* Directive:
Return a copy of each line that holds the string "Другие".

++++ Records shown ++++

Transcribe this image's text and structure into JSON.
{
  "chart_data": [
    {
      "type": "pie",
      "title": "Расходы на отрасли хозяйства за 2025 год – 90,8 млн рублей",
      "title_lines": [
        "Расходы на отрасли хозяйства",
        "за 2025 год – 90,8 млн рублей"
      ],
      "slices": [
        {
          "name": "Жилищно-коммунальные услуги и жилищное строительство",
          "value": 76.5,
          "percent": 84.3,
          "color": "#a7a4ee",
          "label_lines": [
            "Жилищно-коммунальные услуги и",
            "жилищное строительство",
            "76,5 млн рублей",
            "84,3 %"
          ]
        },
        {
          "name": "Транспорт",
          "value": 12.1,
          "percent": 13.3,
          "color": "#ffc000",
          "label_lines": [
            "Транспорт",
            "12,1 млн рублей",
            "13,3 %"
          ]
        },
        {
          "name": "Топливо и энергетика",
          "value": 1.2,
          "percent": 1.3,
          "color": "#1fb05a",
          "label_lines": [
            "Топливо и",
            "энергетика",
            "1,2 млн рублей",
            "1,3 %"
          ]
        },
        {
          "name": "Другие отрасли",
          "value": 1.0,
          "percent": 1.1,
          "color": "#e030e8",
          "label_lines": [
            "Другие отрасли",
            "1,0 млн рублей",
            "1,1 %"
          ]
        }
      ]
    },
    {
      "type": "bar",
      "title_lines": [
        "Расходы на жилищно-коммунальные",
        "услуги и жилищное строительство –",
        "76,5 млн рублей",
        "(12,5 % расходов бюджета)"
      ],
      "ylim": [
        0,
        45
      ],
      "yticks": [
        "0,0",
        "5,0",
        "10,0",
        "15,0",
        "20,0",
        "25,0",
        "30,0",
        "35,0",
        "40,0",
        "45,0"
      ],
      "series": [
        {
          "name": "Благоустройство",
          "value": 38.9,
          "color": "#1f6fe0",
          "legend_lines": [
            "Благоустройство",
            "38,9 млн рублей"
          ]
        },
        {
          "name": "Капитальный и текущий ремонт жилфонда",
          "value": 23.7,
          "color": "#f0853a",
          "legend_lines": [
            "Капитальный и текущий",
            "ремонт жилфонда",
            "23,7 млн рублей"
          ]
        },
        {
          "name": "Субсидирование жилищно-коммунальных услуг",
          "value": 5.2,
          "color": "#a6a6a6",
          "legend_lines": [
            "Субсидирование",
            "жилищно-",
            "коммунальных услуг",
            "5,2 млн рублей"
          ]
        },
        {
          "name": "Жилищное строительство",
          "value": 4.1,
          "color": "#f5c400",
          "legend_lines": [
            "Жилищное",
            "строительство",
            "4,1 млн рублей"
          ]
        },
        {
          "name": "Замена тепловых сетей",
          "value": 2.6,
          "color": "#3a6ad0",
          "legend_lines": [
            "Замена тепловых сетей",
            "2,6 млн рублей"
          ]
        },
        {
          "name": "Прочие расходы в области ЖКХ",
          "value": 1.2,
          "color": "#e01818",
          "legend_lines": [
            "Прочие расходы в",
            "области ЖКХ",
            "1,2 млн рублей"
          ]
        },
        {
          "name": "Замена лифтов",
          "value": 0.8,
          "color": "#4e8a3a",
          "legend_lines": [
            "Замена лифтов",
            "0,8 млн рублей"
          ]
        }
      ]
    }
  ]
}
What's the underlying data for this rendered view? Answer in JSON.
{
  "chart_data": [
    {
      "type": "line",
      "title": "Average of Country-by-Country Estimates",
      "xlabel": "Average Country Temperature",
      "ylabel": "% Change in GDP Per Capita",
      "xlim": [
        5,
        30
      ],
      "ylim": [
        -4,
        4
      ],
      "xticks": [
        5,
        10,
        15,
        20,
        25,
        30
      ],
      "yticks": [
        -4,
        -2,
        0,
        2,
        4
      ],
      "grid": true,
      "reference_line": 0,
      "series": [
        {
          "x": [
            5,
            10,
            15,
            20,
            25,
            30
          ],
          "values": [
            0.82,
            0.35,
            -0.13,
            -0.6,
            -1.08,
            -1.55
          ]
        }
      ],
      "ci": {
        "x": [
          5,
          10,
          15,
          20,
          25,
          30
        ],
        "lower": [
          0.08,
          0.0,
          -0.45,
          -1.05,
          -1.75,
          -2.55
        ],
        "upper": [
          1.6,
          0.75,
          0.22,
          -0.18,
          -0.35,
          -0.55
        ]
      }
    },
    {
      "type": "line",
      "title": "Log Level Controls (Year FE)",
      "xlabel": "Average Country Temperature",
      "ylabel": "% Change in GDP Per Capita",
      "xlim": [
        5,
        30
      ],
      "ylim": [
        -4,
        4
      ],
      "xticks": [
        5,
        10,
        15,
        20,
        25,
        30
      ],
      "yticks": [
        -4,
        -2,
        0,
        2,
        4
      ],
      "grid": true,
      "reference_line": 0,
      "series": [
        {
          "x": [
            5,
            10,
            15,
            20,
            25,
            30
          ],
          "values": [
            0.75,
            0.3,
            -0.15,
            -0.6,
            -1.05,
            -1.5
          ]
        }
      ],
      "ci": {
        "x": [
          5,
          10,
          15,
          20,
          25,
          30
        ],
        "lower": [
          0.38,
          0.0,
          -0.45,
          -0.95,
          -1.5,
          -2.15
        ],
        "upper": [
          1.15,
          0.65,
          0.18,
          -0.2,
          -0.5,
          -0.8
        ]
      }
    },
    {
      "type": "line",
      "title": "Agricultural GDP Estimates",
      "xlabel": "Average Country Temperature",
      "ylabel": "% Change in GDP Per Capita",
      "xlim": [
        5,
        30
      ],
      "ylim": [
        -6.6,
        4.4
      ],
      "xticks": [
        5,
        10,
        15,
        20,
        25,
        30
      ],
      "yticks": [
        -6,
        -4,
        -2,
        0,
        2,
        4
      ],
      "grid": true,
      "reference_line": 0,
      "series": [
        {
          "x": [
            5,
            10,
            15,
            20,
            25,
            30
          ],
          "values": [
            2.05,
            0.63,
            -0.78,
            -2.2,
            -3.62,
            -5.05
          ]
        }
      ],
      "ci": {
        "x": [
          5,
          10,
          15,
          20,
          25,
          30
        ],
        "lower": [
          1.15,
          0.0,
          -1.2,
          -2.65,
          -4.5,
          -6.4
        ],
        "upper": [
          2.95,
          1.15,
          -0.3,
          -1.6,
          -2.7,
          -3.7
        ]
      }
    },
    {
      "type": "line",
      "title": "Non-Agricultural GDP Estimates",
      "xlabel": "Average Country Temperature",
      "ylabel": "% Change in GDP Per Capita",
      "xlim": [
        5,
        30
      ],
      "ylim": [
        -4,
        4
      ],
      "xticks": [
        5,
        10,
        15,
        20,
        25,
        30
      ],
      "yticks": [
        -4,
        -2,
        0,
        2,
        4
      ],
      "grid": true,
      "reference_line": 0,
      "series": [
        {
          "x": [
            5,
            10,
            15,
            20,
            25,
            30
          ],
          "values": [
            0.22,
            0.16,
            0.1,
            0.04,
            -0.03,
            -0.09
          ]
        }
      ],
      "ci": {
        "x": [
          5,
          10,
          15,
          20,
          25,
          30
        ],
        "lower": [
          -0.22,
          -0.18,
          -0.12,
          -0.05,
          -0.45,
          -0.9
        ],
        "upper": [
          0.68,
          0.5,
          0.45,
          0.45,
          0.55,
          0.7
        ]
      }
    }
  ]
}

++++

* Output for this exercise:
          "name": "Другие отрасли",
            "Другие отрасли",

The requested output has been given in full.